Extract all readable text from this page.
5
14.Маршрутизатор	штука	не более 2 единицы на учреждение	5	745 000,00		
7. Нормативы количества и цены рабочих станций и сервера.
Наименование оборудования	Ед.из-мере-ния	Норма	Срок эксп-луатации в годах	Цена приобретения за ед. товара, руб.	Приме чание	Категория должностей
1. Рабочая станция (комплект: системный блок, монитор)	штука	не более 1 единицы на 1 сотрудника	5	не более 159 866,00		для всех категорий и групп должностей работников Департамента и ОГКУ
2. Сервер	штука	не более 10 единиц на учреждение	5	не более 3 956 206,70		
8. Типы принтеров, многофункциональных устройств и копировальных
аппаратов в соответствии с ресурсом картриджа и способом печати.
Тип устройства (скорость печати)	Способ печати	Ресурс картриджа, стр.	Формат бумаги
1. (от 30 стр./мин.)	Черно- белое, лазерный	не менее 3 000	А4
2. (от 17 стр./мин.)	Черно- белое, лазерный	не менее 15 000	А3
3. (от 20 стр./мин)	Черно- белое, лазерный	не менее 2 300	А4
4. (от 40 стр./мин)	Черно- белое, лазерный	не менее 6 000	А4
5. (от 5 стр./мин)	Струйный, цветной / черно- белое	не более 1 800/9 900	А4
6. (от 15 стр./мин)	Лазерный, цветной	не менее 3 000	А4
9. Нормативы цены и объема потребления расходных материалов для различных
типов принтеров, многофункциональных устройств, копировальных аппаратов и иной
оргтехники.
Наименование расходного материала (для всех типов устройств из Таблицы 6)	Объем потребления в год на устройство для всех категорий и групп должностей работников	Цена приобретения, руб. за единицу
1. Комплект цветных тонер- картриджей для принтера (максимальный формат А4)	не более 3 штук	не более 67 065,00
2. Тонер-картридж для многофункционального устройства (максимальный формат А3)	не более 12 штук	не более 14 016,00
■ ■ ■
Transcribe every record above exactly as it appears.

Extract all readable text from this page.
5
14.Маршрутизатор	штука	не более 2 единицы на учреждение	5	745 000,00		
7. Нормативы количества и цены рабочих станций и сервера.
Наименование оборудования	Ед.из-мере-ния	Норма	Срок эксп-луатации в годах	Цена приобретения за ед. товара, руб.	Приме чание	Категория должностей
1. Рабочая станция (комплект: системный блок, монитор)	штука	не более 1 единицы на 1 сотрудника	5	не более 159 866,00		для всех категорий и групп должностей работников Департамента и ОГКУ
2. Сервер	штука	не более 10 единиц на учреждение	5	не более 3 956 206,70		
8. Типы принтеров, многофункциональных устройств и копировальных
аппаратов в соответствии с ресурсом картриджа и способом печати.
Тип устройства (скорость печати)	Способ печати	Ресурс картриджа, стр.	Формат бумаги
1. (от 30 стр./мин.)	Черно- белое, лазерный	не менее 3 000	А4
2. (от 17 стр./мин.)	Черно- белое, лазерный	не менее 15 000	А3
3. (от 20 стр./мин)	Черно- белое, лазерный	не менее 2 300	А4
4. (от 40 стр./мин)	Черно- белое, лазерный	не менее 6 000	А4
5. (от 5 стр./мин)	Струйный, цветной / черно- белое	не более 1 800/9 900	А4
6. (от 15 стр./мин)	Лазерный, цветной	не менее 3 000	А4
9. Нормативы цены и объема потребления расходных материалов для различных
типов принтеров, многофункциональных устройств, копировальных аппаратов и иной
оргтехники.
Наименование расходного материала (для всех типов устройств из Таблицы 6)	Объем потребления в год на устройство для всех категорий и групп должностей работников	Цена приобретения, руб. за единицу
1. Комплект цветных тонер- картриджей для принтера (максимальный формат А4)	не более 3 штук	не более 67 065,00
2. Тонер-картридж для многофункционального устройства (максимальный формат А3)	не более 12 штук	не более 14 016,00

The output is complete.